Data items
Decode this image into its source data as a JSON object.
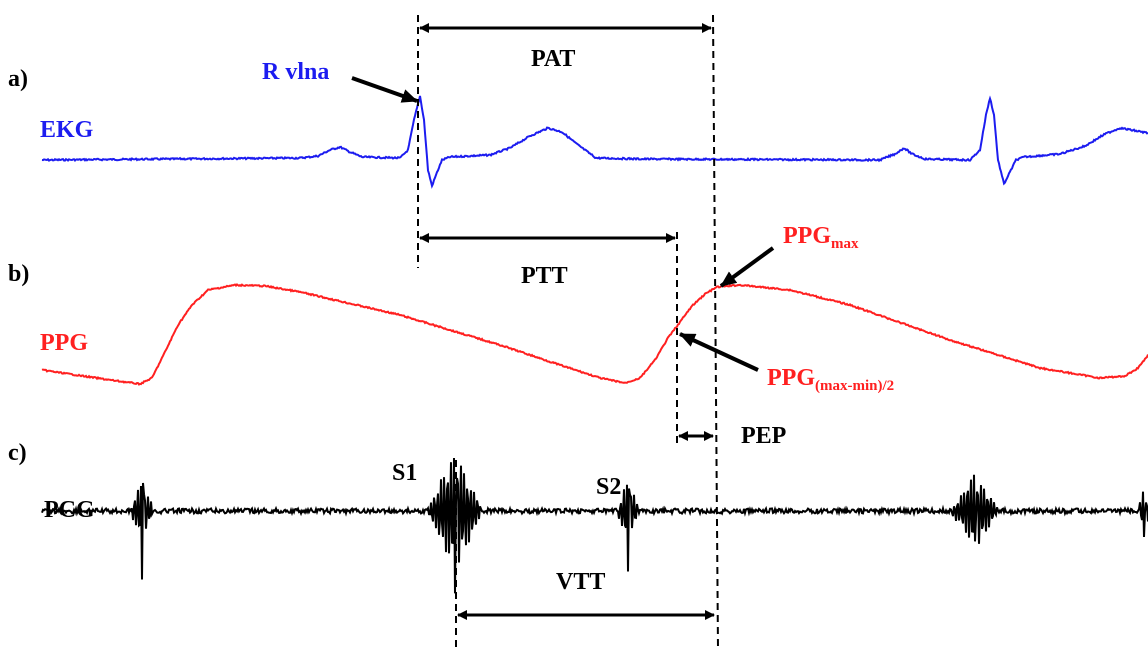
{
  "panels": {
    "a": "a)",
    "b": "b)",
    "c": "c)"
  },
  "signals": {
    "ekg": {
      "label": "EKG",
      "color": "#1c1cf0"
    },
    "ppg": {
      "label": "PPG",
      "color": "#ff2020"
    },
    "pcg": {
      "label": "PCG",
      "color": "#000000"
    }
  },
  "annotations": {
    "r_wave": "R vlna",
    "pat": "PAT",
    "ptt": "PTT",
    "pep": "PEP",
    "vtt": "VTT",
    "s1": "S1",
    "s2": "S2",
    "ppg_max_main": "PPG",
    "ppg_max_sub": "max",
    "ppg_half_main": "PPG",
    "ppg_half_sub": "(max-min)/2"
  }
}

◆ **Problem to solve**: Extract all lines from the data in which "color" is found.

◆ **Final result**:
      "color": "#1c1cf0"
      "color": "#ff2020"
      "color": "#000000"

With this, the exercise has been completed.